The task:
Look through the lines below and extract each one that contains "hàng".

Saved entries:
--- START ---

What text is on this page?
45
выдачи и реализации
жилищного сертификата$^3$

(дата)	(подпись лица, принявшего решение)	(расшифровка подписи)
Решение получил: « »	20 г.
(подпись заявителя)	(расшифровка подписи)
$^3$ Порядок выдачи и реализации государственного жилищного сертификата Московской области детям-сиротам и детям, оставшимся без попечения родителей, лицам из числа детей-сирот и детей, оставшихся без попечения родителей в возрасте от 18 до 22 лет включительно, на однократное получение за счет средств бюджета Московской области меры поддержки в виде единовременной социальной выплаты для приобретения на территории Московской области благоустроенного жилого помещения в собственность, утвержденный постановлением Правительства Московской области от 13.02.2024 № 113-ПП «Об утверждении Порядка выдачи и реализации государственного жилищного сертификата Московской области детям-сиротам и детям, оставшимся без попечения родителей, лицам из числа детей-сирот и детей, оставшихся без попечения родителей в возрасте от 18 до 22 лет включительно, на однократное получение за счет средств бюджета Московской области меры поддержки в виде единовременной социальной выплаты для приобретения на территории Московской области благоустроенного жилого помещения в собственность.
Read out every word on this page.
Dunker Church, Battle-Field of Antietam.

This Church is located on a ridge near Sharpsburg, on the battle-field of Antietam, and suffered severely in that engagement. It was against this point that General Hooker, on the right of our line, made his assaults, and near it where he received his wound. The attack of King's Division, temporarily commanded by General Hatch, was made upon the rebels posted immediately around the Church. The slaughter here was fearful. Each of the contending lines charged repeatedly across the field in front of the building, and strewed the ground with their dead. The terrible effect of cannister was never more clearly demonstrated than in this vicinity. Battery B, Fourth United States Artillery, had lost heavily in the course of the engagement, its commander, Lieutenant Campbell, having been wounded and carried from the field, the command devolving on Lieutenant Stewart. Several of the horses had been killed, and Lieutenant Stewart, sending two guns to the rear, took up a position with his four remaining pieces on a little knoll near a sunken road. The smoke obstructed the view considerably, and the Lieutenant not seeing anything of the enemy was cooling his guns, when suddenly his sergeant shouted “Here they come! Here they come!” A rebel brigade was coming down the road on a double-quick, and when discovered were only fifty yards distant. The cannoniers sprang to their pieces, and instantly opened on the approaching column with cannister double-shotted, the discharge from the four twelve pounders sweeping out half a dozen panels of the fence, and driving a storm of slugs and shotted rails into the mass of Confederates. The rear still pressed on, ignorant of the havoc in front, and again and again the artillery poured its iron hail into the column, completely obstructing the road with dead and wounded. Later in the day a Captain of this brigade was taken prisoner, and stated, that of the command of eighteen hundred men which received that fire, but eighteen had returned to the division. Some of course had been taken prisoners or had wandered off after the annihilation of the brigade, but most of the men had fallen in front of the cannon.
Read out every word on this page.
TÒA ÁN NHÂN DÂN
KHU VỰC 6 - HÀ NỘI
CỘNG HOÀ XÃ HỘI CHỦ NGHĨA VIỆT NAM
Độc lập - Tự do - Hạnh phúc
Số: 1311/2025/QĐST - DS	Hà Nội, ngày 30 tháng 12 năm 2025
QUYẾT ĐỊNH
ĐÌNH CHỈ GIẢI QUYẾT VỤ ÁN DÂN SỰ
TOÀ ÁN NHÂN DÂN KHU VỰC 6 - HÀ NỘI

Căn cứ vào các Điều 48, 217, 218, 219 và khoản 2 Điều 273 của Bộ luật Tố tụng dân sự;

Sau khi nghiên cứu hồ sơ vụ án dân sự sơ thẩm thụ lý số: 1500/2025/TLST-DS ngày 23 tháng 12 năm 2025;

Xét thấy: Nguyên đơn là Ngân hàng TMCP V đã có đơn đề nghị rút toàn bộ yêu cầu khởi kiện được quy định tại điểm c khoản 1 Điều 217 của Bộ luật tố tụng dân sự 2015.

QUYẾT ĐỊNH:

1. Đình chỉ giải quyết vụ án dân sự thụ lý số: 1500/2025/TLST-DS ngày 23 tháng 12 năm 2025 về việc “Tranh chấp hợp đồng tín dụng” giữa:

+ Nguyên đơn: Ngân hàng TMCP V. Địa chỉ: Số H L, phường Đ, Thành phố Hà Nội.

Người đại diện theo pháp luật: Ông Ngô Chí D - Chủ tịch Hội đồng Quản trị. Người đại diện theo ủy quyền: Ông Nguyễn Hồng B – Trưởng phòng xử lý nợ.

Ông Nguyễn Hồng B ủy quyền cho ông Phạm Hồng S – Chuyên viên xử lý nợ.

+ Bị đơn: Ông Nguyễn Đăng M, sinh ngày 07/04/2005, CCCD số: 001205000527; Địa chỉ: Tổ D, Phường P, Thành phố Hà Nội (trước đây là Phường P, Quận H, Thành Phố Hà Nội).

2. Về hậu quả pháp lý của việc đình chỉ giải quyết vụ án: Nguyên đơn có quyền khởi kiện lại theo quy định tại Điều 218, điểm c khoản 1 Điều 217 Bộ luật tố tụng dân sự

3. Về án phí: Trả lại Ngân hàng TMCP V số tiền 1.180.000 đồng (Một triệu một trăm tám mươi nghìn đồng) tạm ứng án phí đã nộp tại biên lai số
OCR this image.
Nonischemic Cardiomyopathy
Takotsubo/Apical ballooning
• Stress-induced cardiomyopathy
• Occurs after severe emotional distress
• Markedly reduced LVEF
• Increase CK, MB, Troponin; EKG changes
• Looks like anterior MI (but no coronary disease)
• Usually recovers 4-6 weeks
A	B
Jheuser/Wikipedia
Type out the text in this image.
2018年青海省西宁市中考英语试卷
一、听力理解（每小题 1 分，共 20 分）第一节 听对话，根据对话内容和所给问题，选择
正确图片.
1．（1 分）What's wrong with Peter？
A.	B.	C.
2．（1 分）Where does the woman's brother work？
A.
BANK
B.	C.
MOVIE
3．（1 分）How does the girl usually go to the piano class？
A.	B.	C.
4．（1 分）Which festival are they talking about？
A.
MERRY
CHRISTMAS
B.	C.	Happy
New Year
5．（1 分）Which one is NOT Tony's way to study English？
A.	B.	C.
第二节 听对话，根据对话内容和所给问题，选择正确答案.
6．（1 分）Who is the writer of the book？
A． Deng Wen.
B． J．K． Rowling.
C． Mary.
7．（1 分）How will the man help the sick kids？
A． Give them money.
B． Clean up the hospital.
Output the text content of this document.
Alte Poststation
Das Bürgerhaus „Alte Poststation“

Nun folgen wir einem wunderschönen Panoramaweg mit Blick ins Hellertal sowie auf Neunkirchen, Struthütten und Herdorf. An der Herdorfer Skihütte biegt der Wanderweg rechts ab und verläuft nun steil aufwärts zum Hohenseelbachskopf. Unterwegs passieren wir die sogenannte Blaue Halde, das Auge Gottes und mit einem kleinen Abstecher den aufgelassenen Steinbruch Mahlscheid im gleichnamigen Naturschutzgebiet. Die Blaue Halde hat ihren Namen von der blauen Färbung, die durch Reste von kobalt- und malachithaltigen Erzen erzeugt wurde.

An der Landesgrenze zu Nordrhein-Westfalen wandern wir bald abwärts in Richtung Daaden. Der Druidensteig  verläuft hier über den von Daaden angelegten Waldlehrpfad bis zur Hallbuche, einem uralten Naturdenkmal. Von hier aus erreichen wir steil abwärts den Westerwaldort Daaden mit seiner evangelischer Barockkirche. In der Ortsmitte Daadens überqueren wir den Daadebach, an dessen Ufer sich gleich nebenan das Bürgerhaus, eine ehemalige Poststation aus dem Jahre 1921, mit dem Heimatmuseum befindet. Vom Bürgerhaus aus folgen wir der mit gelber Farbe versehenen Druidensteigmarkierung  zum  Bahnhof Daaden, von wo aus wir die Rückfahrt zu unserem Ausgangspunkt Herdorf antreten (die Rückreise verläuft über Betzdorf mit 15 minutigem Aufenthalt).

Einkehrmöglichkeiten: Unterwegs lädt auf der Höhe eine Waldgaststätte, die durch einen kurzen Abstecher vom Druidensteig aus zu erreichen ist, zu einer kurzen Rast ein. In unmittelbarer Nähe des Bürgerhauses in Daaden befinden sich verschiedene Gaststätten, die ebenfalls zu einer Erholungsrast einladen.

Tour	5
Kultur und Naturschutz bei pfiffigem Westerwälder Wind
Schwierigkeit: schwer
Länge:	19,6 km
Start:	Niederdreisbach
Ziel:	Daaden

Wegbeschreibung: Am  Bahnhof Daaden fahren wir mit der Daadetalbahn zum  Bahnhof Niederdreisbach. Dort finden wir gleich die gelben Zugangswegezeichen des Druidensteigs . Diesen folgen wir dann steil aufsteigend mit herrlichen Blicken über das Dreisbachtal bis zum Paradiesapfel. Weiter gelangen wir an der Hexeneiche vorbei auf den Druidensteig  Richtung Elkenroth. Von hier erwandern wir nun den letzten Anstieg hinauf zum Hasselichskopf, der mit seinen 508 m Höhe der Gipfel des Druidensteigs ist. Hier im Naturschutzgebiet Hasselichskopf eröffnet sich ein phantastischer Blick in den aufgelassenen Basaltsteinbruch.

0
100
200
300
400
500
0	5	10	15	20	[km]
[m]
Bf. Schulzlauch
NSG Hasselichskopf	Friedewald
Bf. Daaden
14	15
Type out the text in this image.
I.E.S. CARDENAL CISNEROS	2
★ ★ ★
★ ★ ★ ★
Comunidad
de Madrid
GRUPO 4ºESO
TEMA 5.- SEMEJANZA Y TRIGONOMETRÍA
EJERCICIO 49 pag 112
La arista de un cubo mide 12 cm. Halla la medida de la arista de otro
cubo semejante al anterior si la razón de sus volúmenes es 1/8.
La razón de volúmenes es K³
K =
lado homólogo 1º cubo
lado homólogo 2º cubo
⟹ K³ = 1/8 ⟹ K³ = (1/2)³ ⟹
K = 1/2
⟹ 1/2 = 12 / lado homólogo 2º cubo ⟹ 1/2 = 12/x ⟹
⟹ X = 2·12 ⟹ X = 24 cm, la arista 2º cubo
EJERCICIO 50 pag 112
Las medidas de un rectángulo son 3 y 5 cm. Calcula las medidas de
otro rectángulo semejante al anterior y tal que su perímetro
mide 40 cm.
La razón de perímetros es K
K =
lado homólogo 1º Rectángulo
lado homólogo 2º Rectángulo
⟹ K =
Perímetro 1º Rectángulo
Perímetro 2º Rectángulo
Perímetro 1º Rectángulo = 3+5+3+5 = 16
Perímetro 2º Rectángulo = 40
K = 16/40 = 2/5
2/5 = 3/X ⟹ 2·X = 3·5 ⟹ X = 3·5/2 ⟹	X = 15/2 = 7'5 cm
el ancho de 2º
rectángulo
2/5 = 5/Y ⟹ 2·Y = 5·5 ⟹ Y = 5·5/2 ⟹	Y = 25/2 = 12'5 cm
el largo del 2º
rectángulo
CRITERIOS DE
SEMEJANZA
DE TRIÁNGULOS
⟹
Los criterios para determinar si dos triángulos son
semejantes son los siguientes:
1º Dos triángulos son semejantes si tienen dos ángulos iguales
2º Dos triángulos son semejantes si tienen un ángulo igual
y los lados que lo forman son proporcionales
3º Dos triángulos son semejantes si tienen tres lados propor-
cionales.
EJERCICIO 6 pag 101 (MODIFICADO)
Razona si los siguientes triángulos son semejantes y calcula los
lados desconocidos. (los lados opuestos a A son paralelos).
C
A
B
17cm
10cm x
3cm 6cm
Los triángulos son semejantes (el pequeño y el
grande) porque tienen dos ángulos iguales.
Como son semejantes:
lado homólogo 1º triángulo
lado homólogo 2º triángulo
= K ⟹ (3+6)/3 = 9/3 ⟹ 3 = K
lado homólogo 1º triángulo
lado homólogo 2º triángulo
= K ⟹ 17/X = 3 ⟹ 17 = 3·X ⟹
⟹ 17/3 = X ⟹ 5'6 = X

--- END ---

Written solution:
Xét thấy: Nguyên đơn là Ngân hàng TMCP V đã có đơn đề nghị rút toàn bộ yêu cầu khởi kiện được quy định tại điểm c khoản 1 Điều 217 của Bộ luật tố tụng dân sự 2015.
+ Nguyên đơn: Ngân hàng TMCP V. Địa chỉ: Số H L, phường Đ, Thành phố Hà Nội.
3. Về án phí: Trả lại Ngân hàng TMCP V số tiền 1.180.000 đồng (Một triệu một trăm tám mươi nghìn đồng) tạm ứng án phí đã nộp tại biên lai số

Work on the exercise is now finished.